TO DO ▸ Each record must be reproduced exactly as it is shown.
### ENTRIES SHOWN ###
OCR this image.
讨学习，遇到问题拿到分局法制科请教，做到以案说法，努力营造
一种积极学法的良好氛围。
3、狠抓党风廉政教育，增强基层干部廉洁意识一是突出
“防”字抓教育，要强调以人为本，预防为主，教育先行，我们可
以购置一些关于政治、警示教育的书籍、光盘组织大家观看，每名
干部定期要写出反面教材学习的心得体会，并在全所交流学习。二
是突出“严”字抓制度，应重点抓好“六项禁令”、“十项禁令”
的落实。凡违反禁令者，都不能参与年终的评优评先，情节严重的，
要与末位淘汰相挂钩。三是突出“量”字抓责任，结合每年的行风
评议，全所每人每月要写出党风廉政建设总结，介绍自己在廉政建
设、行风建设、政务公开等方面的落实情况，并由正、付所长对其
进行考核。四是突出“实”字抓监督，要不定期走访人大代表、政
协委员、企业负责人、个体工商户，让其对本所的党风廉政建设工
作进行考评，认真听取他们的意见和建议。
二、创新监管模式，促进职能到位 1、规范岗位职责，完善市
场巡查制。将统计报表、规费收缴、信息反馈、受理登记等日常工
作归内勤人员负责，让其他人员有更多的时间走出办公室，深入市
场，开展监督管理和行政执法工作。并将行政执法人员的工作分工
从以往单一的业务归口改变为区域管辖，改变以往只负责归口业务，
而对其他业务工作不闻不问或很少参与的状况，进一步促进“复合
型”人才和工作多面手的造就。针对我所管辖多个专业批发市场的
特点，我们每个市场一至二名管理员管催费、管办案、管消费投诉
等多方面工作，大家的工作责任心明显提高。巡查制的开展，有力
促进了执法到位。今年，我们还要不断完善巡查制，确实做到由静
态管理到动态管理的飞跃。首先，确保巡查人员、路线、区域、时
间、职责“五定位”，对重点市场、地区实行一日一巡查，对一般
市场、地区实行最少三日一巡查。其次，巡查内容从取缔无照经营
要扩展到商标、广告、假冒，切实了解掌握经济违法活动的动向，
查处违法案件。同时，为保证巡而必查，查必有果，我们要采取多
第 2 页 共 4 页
###
ANSWER TO THIS PROBLEM ▸
OCR this image.
讨学习，遇到问题拿到分局法制科请教，做到以案说法，努力营造
一种积极学法的良好氛围。
3、狠抓党风廉政教育，增强基层干部廉洁意识一是突出
“防”字抓教育，要强调以人为本，预防为主，教育先行，我们可
以购置一些关于政治、警示教育的书籍、光盘组织大家观看，每名
干部定期要写出反面教材学习的心得体会，并在全所交流学习。二
是突出“严”字抓制度，应重点抓好“六项禁令”、“十项禁令”
的落实。凡违反禁令者，都不能参与年终的评优评先，情节严重的，
要与末位淘汰相挂钩。三是突出“量”字抓责任，结合每年的行风
评议，全所每人每月要写出党风廉政建设总结，介绍自己在廉政建
设、行风建设、政务公开等方面的落实情况，并由正、付所长对其
进行考核。四是突出“实”字抓监督，要不定期走访人大代表、政
协委员、企业负责人、个体工商户，让其对本所的党风廉政建设工
作进行考评，认真听取他们的意见和建议。
二、创新监管模式，促进职能到位 1、规范岗位职责，完善市
场巡查制。将统计报表、规费收缴、信息反馈、受理登记等日常工
作归内勤人员负责，让其他人员有更多的时间走出办公室，深入市
场，开展监督管理和行政执法工作。并将行政执法人员的工作分工
从以往单一的业务归口改变为区域管辖，改变以往只负责归口业务，
而对其他业务工作不闻不问或很少参与的状况，进一步促进“复合
型”人才和工作多面手的造就。针对我所管辖多个专业批发市场的
特点，我们每个市场一至二名管理员管催费、管办案、管消费投诉
等多方面工作，大家的工作责任心明显提高。巡查制的开展，有力
促进了执法到位。今年，我们还要不断完善巡查制，确实做到由静
态管理到动态管理的飞跃。首先，确保巡查人员、路线、区域、时
间、职责“五定位”，对重点市场、地区实行一日一巡查，对一般
市场、地区实行最少三日一巡查。其次，巡查内容从取缔无照经营
要扩展到商标、广告、假冒，切实了解掌握经济违法活动的动向，
查处违法案件。同时，为保证巡而必查，查必有果，我们要采取多
第 2 页 共 4 页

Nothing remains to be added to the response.